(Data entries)
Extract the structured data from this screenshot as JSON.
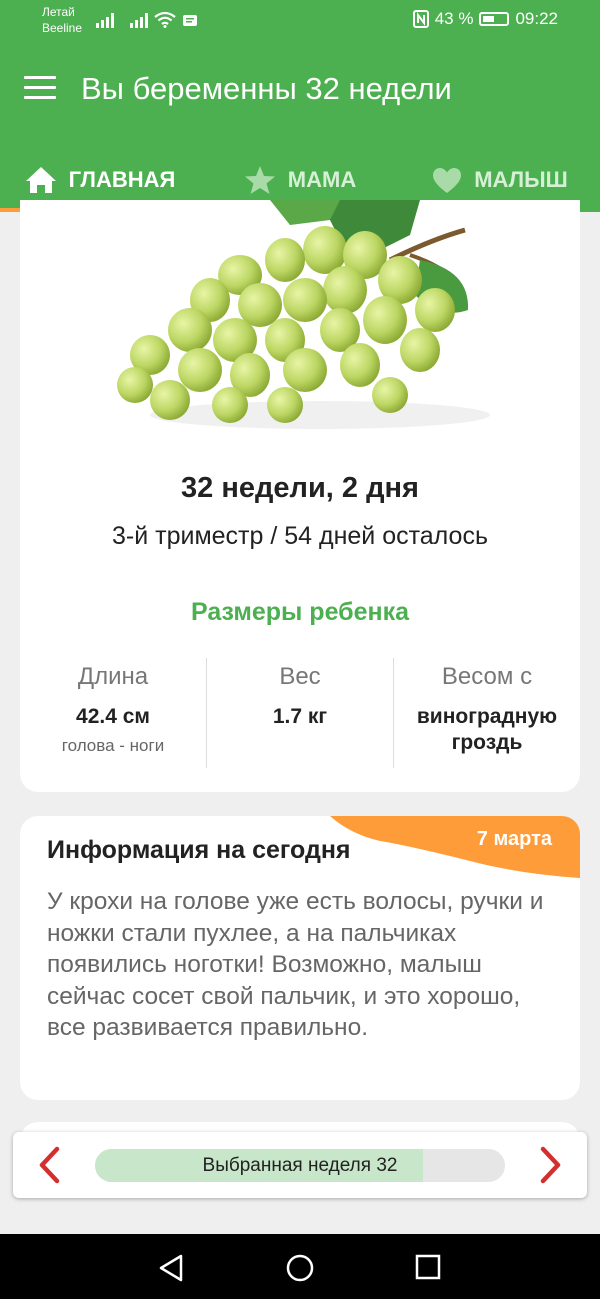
{
  "status_bar": {
    "carrier_line1": "Летай",
    "carrier_line2": "Beeline",
    "battery": "43 %",
    "time": "09:22"
  },
  "app_bar": {
    "title": "Вы беременны 32 недели",
    "menu_icon": "hamburger-menu-icon"
  },
  "tabs": [
    {
      "label": "ГЛАВНАЯ",
      "icon": "home-icon",
      "active": true
    },
    {
      "label": "МАМА",
      "icon": "star-icon",
      "active": false
    },
    {
      "label": "МАЛЫШ",
      "icon": "heart-icon",
      "active": false
    }
  ],
  "summary": {
    "week_day": "32 недели, 2 дня",
    "trimester": "3-й триместр / 54 дней осталось",
    "sizes_title": "Размеры ребенка",
    "length": {
      "label": "Длина",
      "value": "42.4 см",
      "sub": "голова - ноги"
    },
    "weight": {
      "label": "Вес",
      "value": "1.7 кг"
    },
    "compare": {
      "label": "Весом с",
      "value": "виноградную гроздь"
    }
  },
  "info": {
    "date": "7 марта",
    "title": "Информация на сегодня",
    "text": "У крохи на голове уже есть волосы, ручки и ножки стали пухлее, а на пальчиках появились ноготки! Возможно, малыш сейчас сосет свой пальчик, и это хорошо, все развивается правильно."
  },
  "week_selector": {
    "label": "Выбранная неделя 32",
    "progress": 0.8
  },
  "colors": {
    "primary": "#4caf50",
    "accent": "#ff9c3a",
    "arrow": "#d32f2f"
  }
}
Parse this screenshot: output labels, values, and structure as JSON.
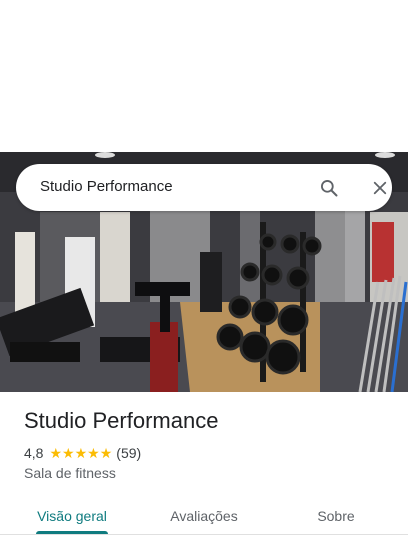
{
  "search": {
    "query": "Studio Performance"
  },
  "photo": {
    "description_icon": "gym-photo"
  },
  "place": {
    "name": "Studio Performance",
    "rating": "4,8",
    "stars_filled": 5,
    "review_count": "(59)",
    "category": "Sala de fitness"
  },
  "tabs": [
    {
      "label": "Visão geral",
      "active": true
    },
    {
      "label": "Avaliações",
      "active": false
    },
    {
      "label": "Sobre",
      "active": false
    }
  ],
  "colors": {
    "accent": "#0f7b7f",
    "star": "#fbbc04"
  }
}
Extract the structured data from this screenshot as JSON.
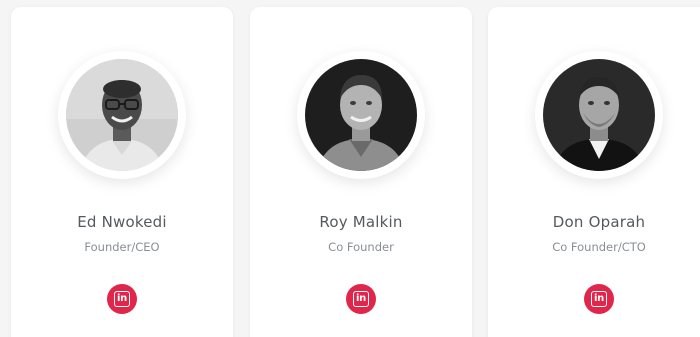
{
  "team": [
    {
      "name": "Ed Nwokedi",
      "role": "Founder/CEO",
      "social_icon": "linkedin-icon",
      "social_glyph": "in"
    },
    {
      "name": "Roy Malkin",
      "role": "Co Founder",
      "social_icon": "linkedin-icon",
      "social_glyph": "in"
    },
    {
      "name": "Don Oparah",
      "role": "Co Founder/CTO",
      "social_icon": "linkedin-icon",
      "social_glyph": "in"
    }
  ],
  "colors": {
    "accent": "#e0264a",
    "card_bg": "#ffffff",
    "page_bg": "#f5f5f6",
    "name_text": "#555a60",
    "role_text": "#8a8f95"
  }
}
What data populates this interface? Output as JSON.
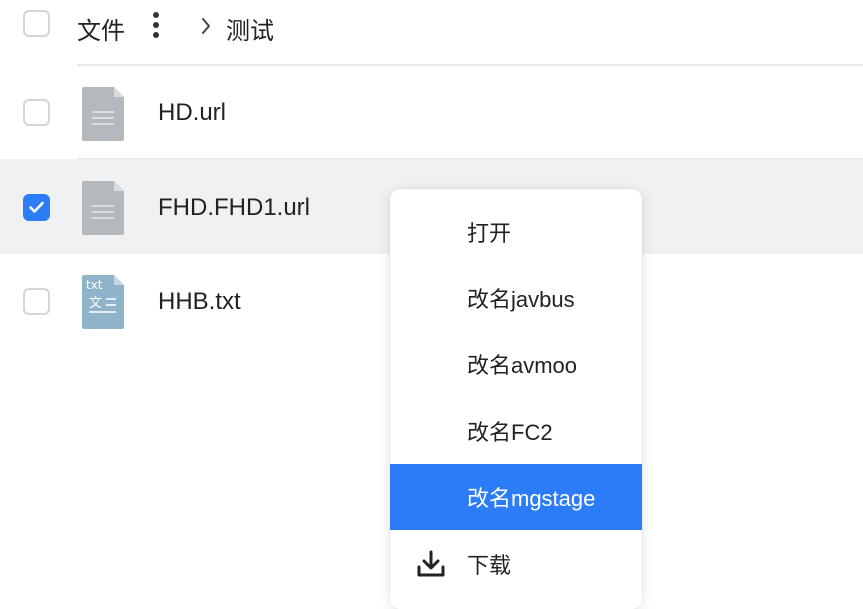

--- WHAT THE EXERCISE ASKS ---
Copy out every line of the listing that includes the string "this".

--- THE REPLY ---
Extract the structured data from this screenshot as JSON.
Parse this screenshot: output labels, values, and structure as JSON.
Extract the structured data from this screenshot as JSON.
What data populates this interface? Output as JSON.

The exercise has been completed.